*** DOCUMENT EXCERPT Section Begins ***

Hi
You are right, neither guice-persist nor guice-jpa provide the option to
inject the persistence unit name.
This is because it is kind of a chicken egg problem.
In order to inject the persistence unit name you need an injector, then
on the other hand you can't have the injector before configuring the
modules...
I guess you could build a persistence extension which instead of taking
the name in the constructor just requires a binding with a given name to
be defined (I may consider this for a next release of gucie-jpa).
But for now it is not easily doable. What I usually do is collect all
the information needed to configure the injector in a single property
file. And then do it the "old Java" way, load that one file using
java.util.Properties and java.lang.ClassLoader.getResourceAsStream(String).
I like this because the settings for configuring guice are separated
from the rest and are all in a single place. In most projects I have not
more than 3 settings in this properties file.
Hope this helps
On 06/24/2013 10:14 PM, Daniel Bimschas wrote:
Hi,
I've just discovered this thread and I find myself in a somewhat
similar situation as described by Martin, working with guice-persist.
In my case I have a POJO holding the applications configuration which
gets injected itself from bound constants loaded from a properties
file. So (from my understanding) at the time of installing the
guice-persist module, the POJO instance can't be created/injected yet
as we're still in the phase of configuring the bindings, so I can't
access the POJOs fields to load the properties for the guice-persist
module.
I've also discovered https://github.com/sclassen/guice-jpa which looks
like its able to solve one of my other issues but I couldn't figure
out how to solve this runtime configuration issue with it either.
Any ideas?
Cheers,
Daniel
On Wednesday, 26 September 2012 10:11:08 UTC+2, Martin Schayna wrote:
Hi,
I have small API server application based on Jersey, Hibernate/JPA
and Guice, running in Tomcat. I want to use guice-persist
extension for better handling EntityManager instances and
transactions. Now I'm doing the whole work in each controller
method, so each method creates EntityManager, starts transaction,
close everything etc. The guice-persist thing looks pretty
straightforward, but I don't know how to handle this:
I have only one persistence-unit, but application caches more
EntityManagerFactory instances, each with its own properties.
These properties are loaded from configuration on runtime. I
cannot configure GuiceServletContextListener with module
JpaPersistModule("unit").properties(myProperties) because
myProperties are based on request parameters -- my application
supports multi-tenancy and tenants has data in several similar
databases.
How can I use guice-persist with this scenario?

*** DOCUMENT EXCERPT Section Ends ***
*** MATERIAL PROVIDED Section Begins ***

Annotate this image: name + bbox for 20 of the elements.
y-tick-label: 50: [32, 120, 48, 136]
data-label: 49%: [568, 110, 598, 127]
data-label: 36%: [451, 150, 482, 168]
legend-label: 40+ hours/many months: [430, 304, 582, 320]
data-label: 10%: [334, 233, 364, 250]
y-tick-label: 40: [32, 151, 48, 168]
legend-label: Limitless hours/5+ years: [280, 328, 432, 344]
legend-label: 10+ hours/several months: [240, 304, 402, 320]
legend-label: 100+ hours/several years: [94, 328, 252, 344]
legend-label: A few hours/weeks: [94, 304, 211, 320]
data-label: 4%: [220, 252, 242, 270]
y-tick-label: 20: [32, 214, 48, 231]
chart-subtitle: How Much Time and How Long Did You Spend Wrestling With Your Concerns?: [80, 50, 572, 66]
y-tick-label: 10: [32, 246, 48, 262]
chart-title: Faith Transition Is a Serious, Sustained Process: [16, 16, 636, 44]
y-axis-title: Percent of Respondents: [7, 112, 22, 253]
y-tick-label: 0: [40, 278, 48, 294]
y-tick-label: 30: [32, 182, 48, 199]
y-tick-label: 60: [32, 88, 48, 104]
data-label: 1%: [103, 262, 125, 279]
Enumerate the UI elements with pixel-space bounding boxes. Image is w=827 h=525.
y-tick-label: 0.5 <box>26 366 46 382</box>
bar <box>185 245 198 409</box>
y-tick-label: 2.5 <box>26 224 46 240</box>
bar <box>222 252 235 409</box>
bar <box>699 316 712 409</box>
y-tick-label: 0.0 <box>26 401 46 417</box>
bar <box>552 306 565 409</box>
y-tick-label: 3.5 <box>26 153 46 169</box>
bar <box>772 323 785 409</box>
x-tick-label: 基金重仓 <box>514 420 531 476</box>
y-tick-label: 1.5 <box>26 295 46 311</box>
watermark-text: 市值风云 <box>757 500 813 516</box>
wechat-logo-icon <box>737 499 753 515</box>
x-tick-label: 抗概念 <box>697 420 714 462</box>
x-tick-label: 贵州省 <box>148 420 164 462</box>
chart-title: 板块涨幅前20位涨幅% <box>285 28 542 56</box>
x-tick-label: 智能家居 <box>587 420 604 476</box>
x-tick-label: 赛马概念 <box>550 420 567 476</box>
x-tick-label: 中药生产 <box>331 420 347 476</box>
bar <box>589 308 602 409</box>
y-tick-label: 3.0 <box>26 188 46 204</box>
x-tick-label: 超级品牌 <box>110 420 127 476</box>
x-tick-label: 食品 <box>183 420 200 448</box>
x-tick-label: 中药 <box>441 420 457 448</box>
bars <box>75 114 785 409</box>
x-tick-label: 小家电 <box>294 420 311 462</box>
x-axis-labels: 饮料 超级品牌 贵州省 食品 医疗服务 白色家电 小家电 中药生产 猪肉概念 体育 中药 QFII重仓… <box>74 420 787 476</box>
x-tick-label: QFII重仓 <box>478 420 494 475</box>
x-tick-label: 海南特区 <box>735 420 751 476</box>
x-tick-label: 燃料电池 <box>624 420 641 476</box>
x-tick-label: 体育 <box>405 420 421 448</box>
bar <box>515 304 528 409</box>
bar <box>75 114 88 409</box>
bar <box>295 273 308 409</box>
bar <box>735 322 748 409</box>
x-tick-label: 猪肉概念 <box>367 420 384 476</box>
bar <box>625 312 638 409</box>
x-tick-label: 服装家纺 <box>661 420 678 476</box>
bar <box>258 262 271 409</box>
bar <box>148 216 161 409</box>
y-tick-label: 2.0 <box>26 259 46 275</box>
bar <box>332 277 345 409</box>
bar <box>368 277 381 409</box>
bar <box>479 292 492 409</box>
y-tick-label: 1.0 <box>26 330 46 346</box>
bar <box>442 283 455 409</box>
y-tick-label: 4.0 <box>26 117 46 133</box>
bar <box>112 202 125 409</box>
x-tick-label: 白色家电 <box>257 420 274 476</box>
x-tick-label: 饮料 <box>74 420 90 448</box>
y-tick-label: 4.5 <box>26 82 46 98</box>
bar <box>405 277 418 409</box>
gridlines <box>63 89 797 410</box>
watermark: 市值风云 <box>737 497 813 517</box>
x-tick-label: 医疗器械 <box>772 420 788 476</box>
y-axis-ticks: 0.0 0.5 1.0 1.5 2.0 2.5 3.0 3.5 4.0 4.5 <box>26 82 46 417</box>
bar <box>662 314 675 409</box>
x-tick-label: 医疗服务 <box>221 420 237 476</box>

*** MATERIAL PROVIDED Section Ends ***

- **WORK ITEM A**:
List the technologies that the guice-persist thread says Martin Schayna's API server application is based on or runs in.
- **WORK ITEM B**:
Translate this sentence from the guice-persist thread into German: "I like this because the settings for configuring guice are separated from the rest and are all in a single place."

- **EXERCISE ANSWER A**:
- Jersey
- Hibernate/JPA
- Guice
- Tomcat

- **EXERCISE ANSWER B**:
Mir gefällt das, weil die Einstellungen zur Konfiguration von Guice vom Rest getrennt sind und sich alle an einem einzigen Ort befinden.